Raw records
****

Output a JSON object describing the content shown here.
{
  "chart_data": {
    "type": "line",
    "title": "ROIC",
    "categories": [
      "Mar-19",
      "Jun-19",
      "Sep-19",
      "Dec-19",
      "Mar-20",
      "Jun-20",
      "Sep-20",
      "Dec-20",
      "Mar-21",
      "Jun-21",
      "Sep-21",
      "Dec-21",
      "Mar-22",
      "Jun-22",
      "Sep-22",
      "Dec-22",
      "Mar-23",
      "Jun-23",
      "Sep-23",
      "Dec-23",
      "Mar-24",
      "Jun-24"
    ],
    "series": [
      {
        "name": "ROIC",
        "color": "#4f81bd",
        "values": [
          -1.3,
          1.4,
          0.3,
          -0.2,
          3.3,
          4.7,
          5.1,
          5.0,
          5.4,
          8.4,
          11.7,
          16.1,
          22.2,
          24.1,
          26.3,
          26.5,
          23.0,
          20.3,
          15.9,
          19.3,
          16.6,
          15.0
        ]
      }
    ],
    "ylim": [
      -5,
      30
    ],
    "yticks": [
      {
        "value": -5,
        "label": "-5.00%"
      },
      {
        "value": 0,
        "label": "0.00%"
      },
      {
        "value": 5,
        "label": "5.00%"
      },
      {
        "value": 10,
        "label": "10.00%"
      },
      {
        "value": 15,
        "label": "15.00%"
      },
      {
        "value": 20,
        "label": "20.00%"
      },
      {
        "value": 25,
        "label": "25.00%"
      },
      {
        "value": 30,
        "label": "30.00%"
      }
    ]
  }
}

****

▶ [Direction] Go through the listing above and restate it word for word.

▶ [Answer to the task]
Output a JSON object describing the content shown here.
{
  "chart_data": {
    "type": "line",
    "title": "ROIC",
    "categories": [
      "Mar-19",
      "Jun-19",
      "Sep-19",
      "Dec-19",
      "Mar-20",
      "Jun-20",
      "Sep-20",
      "Dec-20",
      "Mar-21",
      "Jun-21",
      "Sep-21",
      "Dec-21",
      "Mar-22",
      "Jun-22",
      "Sep-22",
      "Dec-22",
      "Mar-23",
      "Jun-23",
      "Sep-23",
      "Dec-23",
      "Mar-24",
      "Jun-24"
    ],
    "series": [
      {
        "name": "ROIC",
        "color": "#4f81bd",
        "values": [
          -1.3,
          1.4,
          0.3,
          -0.2,
          3.3,
          4.7,
          5.1,
          5.0,
          5.4,
          8.4,
          11.7,
          16.1,
          22.2,
          24.1,
          26.3,
          26.5,
          23.0,
          20.3,
          15.9,
          19.3,
          16.6,
          15.0
        ]
      }
    ],
    "ylim": [
      -5,
      30
    ],
    "yticks": [
      {
        "value": -5,
        "label": "-5.00%"
      },
      {
        "value": 0,
        "label": "0.00%"
      },
      {
        "value": 5,
        "label": "5.00%"
      },
      {
        "value": 10,
        "label": "10.00%"
      },
      {
        "value": 15,
        "label": "15.00%"
      },
      {
        "value": 20,
        "label": "20.00%"
      },
      {
        "value": 25,
        "label": "25.00%"
      },
      {
        "value": 30,
        "label": "30.00%"
      }
    ]
  }
}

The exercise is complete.